Repeat the listing exactly as given, omitting every image.

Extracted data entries

==*==

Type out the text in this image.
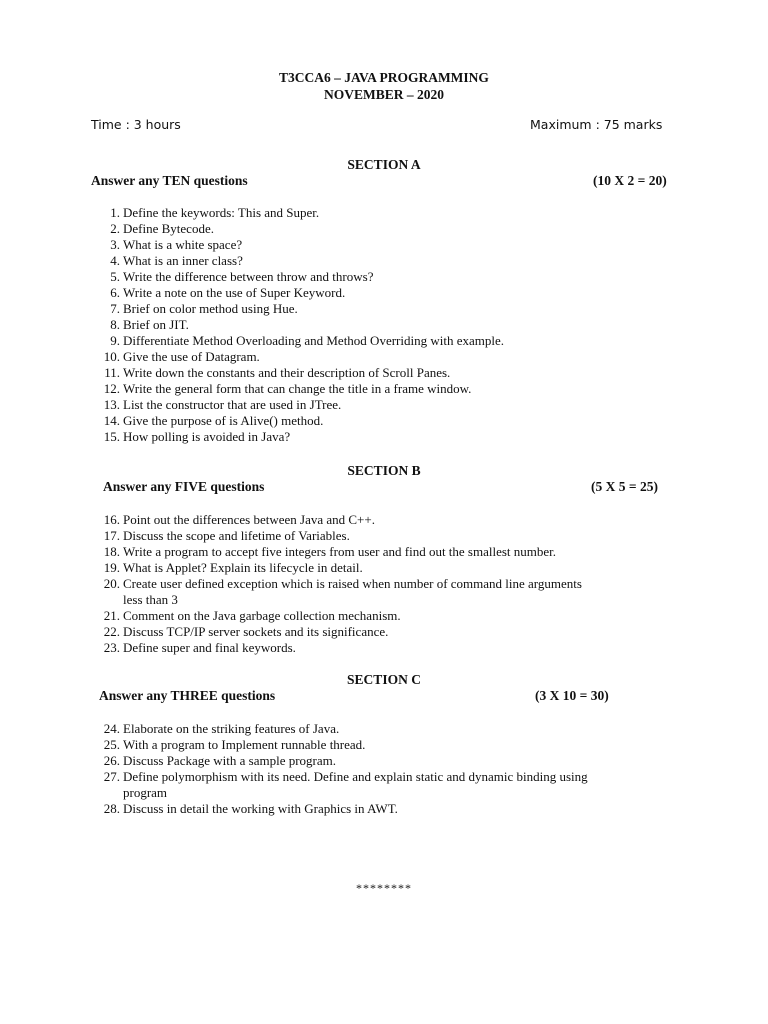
T3CCA6 – JAVA PROGRAMMING
NOVEMBER – 2020
Time : 3 hours	Maximum : 75 marks
SECTION A
Answer any TEN questions	(10 X 2 = 20)
1. Define the keywords: This and Super.
2. Define Bytecode.
3. What is a white space?
4. What is an inner class?
5. Write the difference between throw and throws?
6. Write a note on the use of Super Keyword.
7. Brief on color method using Hue.
8. Brief on JIT.
9. Differentiate Method Overloading and Method Overriding with example.
10. Give the use of Datagram.
11. Write down the constants and their description of Scroll Panes.
12. Write the general form that can change the title in a frame window.
13. List the constructor that are used in JTree.
14. Give the purpose of is Alive() method.
15. How polling is avoided in Java?
SECTION B
Answer any FIVE questions	(5 X 5 = 25)
16. Point out the differences between Java and C++.
17. Discuss the scope and lifetime of Variables.
18. Write a program to accept five integers from user and find out the smallest number.
19. What is Applet? Explain its lifecycle in detail.
20. Create user defined exception which is raised when number of command line arguments
less than 3
21. Comment on the Java garbage collection mechanism.
22. Discuss TCP/IP server sockets and its significance.
23. Define super and final keywords.
SECTION C
Answer any THREE questions	(3 X 10 = 30)
24. Elaborate on the striking features of Java.
25. With a program to Implement runnable thread.
26. Discuss Package with a sample program.
27. Define polymorphism with its need. Define and explain static and dynamic binding using
program
28. Discuss in detail the working with Graphics in AWT.
********
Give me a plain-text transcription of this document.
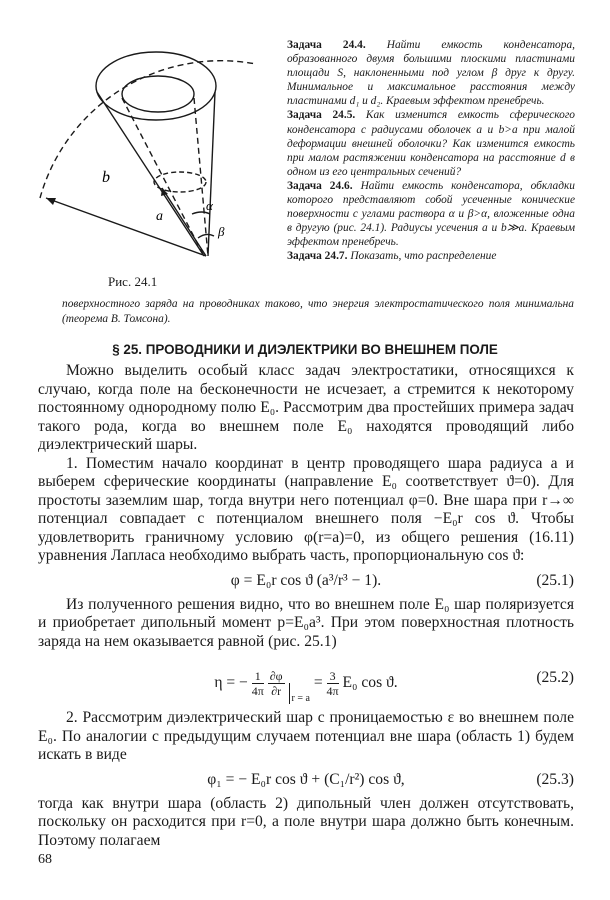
b
a
α
β
Рис. 24.1

Задача 24.4. Найти емкость конденсатора, образованного двумя большими плоскими пластинами площади S, наклоненными под углом β друг к другу. Минимальное и максимальное расстояния между пластинами d₁ и d₂. Краевым эффектом пренебречь.

Задача 24.5. Как изменится емкость сферического конденсатора с радиусами оболочек a и b>a при малой деформации внешней оболочки? Как изменится емкость при малом растяжении конденсатора на расстояние d в одном из его центральных сечений?

Задача 24.6. Найти емкость конденсатора, обкладки которого представляют собой усеченные конические поверхности с углами раствора α и β>α, вложенные одна в другую (рис. 24.1). Радиусы усечения a и b≫a. Краевым эффектом пренебречь.

Задача 24.7. Показать, что распределение

поверхностного заряда на проводниках таково, что энергия электростатического поля минимальна (теорема В. Томсона).
§ 25. ПРОВОДНИКИ И ДИЭЛЕКТРИКИ ВО ВНЕШНЕМ ПОЛЕ

Можно выделить особый класс задач электростатики, относящихся к случаю, когда поле на бесконечности не исчезает, а стремится к некоторому постоянному однородному полю E₀. Рассмотрим два простейших примера задач такого рода, когда во внешнем поле E₀ находятся проводящий либо диэлектрический шары.

1. Поместим начало координат в центр проводящего шара радиуса a и выберем сферические координаты (направление E₀ соответствует ϑ=0). Для простоты заземлим шар, тогда внутри него потенциал φ=0. Вне шара при r→∞ потенциал совпадает с потенциалом внешнего поля −E₀r cos ϑ. Чтобы удовлетворить граничному условию φ(r=a)=0, из общего решения (16.11) уравнения Лапласа необходимо выбрать часть, пропорциональную cos ϑ:

φ = E₀r cos ϑ (a³/r³ − 1).	(25.1)

Из полученного решения видно, что во внешнем поле E₀ шар поляризуется и приобретает дипольный момент p=E₀a³. При этом поверхностная плотность заряда на нем оказывается равной (рис. 25.1)

η = − $\frac{1}{4\pi}$
$\frac{\partial\varphi}{\partial r}$
$_{r = a} = \frac{3}{4\pi} E_0$ cos ϑ.	(25.2)

2. Рассмотрим диэлектрический шар с проницаемостью ε во внешнем поле E₀. По аналогии с предыдущим случаем потенциал вне шара (область 1) будем искать в виде

φ₁ = − E₀r cos ϑ + (C₁/r²) cos ϑ,	(25.3)

тогда как внутри шара (область 2) дипольный член должен отсутствовать, поскольку он расходится при r=0, а поле внутри шара должно быть конечным. Поэтому полагаем

68
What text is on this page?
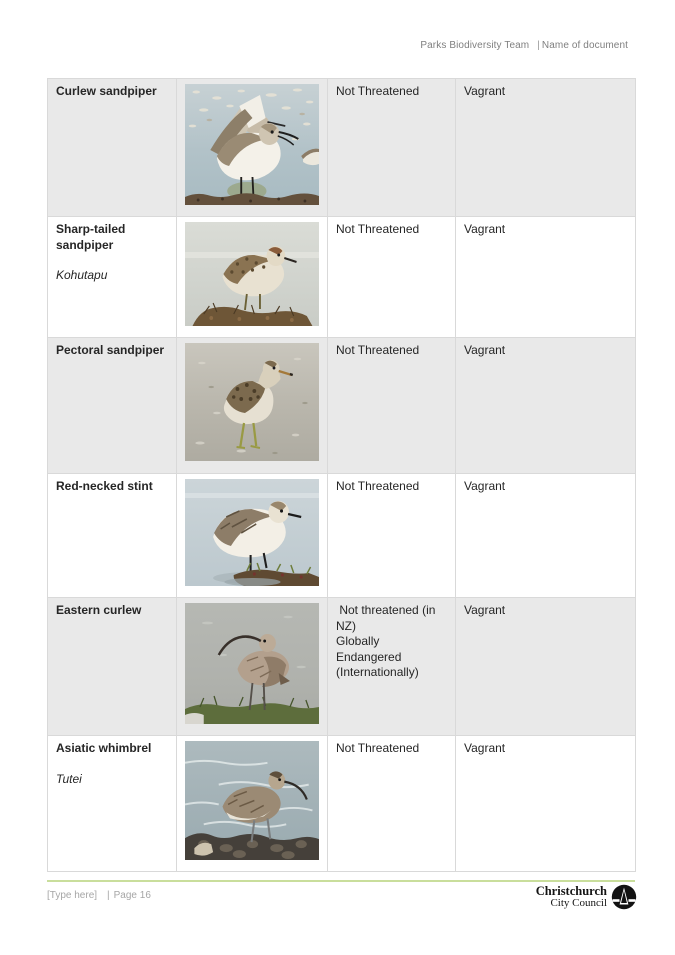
Parks Biodiversity Team | Name of document
Curlew sandpiper		Not Threatened	Vagrant

Sharp-tailed sandpiper
Kohutapu		Not Threatened	Vagrant

Pectoral sandpiper		Not Threatened	Vagrant

Red-necked stint		Not Threatened	Vagrant

Eastern curlew		Not threatened (in NZ)
Globally Endangered (Internationally)	Vagrant

Asiatic whimbrel
Tutei		Not Threatened	Vagrant
[Type here] | Page 16	Christchurch
City Council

==*==

Answer to the problem.
Type out the text in this image.
T3CCA6 – JAVA PROGRAMMING
NOVEMBER – 2020
Time : 3 hours	Maximum : 75 marks
SECTION A
Answer any TEN questions	(10 X 2 = 20)
1. Define the keywords: This and Super.
2. Define Bytecode.
3. What is a white space?
4. What is an inner class?
5. Write the difference between throw and throws?
6. Write a note on the use of Super Keyword.
7. Brief on color method using Hue.
8. Brief on JIT.
9. Differentiate Method Overloading and Method Overriding with example.
10. Give the use of Datagram.
11. Write down the constants and their description of Scroll Panes.
12. Write the general form that can change the title in a frame window.
13. List the constructor that are used in JTree.
14. Give the purpose of is Alive() method.
15. How polling is avoided in Java?
SECTION B
Answer any FIVE questions	(5 X 5 = 25)
16. Point out the differences between Java and C++.
17. Discuss the scope and lifetime of Variables.
18. Write a program to accept five integers from user and find out the smallest number.
19. What is Applet? Explain its lifecycle in detail.
20. Create user defined exception which is raised when number of command line arguments
less than 3
21. Comment on the Java garbage collection mechanism.
22. Discuss TCP/IP server sockets and its significance.
23. Define super and final keywords.
SECTION C
Answer any THREE questions	(3 X 10 = 30)
24. Elaborate on the striking features of Java.
25. With a program to Implement runnable thread.
26. Discuss Package with a sample program.
27. Define polymorphism with its need. Define and explain static and dynamic binding using
program
28. Discuss in detail the working with Graphics in AWT.
********
Give me a plain-text transcription of this document.
b
a
α
β
Рис. 24.1

Задача 24.4. Найти емкость конденсатора, образованного двумя большими плоскими пластинами площади S, наклоненными под углом β друг к другу. Минимальное и максимальное расстояния между пластинами d₁ и d₂. Краевым эффектом пренебречь.

Задача 24.5. Как изменится емкость сферического конденсатора с радиусами оболочек a и b>a при малой деформации внешней оболочки? Как изменится емкость при малом растяжении конденсатора на расстояние d в одном из его центральных сечений?

Задача 24.6. Найти емкость конденсатора, обкладки которого представляют собой усеченные конические поверхности с углами раствора α и β>α, вложенные одна в другую (рис. 24.1). Радиусы усечения a и b≫a. Краевым эффектом пренебречь.

Задача 24.7. Показать, что распределение

поверхностного заряда на проводниках таково, что энергия электростатического поля минимальна (теорема В. Томсона).
§ 25. ПРОВОДНИКИ И ДИЭЛЕКТРИКИ ВО ВНЕШНЕМ ПОЛЕ

Можно выделить особый класс задач электростатики, относящихся к случаю, когда поле на бесконечности не исчезает, а стремится к некоторому постоянному однородному полю E₀. Рассмотрим два простейших примера задач такого рода, когда во внешнем поле E₀ находятся проводящий либо диэлектрический шары.

1. Поместим начало координат в центр проводящего шара радиуса a и выберем сферические координаты (направление E₀ соответствует ϑ=0). Для простоты заземлим шар, тогда внутри него потенциал φ=0. Вне шара при r→∞ потенциал совпадает с потенциалом внешнего поля −E₀r cos ϑ. Чтобы удовлетворить граничному условию φ(r=a)=0, из общего решения (16.11) уравнения Лапласа необходимо выбрать часть, пропорциональную cos ϑ:

φ = E₀r cos ϑ (a³/r³ − 1).	(25.1)

Из полученного решения видно, что во внешнем поле E₀ шар поляризуется и приобретает дипольный момент p=E₀a³. При этом поверхностная плотность заряда на нем оказывается равной (рис. 25.1)

η = − $\frac{1}{4\pi}$
$\frac{\partial\varphi}{\partial r}$
$_{r = a} = \frac{3}{4\pi} E_0$ cos ϑ.	(25.2)

2. Рассмотрим диэлектрический шар с проницаемостью ε во внешнем поле E₀. По аналогии с предыдущим случаем потенциал вне шара (область 1) будем искать в виде

φ₁ = − E₀r cos ϑ + (C₁/r²) cos ϑ,	(25.3)

тогда как внутри шара (область 2) дипольный член должен отсутствовать, поскольку он расходится при r=0, а поле внутри шара должно быть конечным. Поэтому полагаем

68
What text is on this page?
Parks Biodiversity Team | Name of document
Curlew sandpiper		Not Threatened	Vagrant

Sharp-tailed sandpiper
Kohutapu		Not Threatened	Vagrant

Pectoral sandpiper		Not Threatened	Vagrant

Red-necked stint		Not Threatened	Vagrant

Eastern curlew		Not threatened (in NZ)
Globally Endangered (Internationally)	Vagrant

Asiatic whimbrel
Tutei		Not Threatened	Vagrant
[Type here] | Page 16	Christchurch
City Council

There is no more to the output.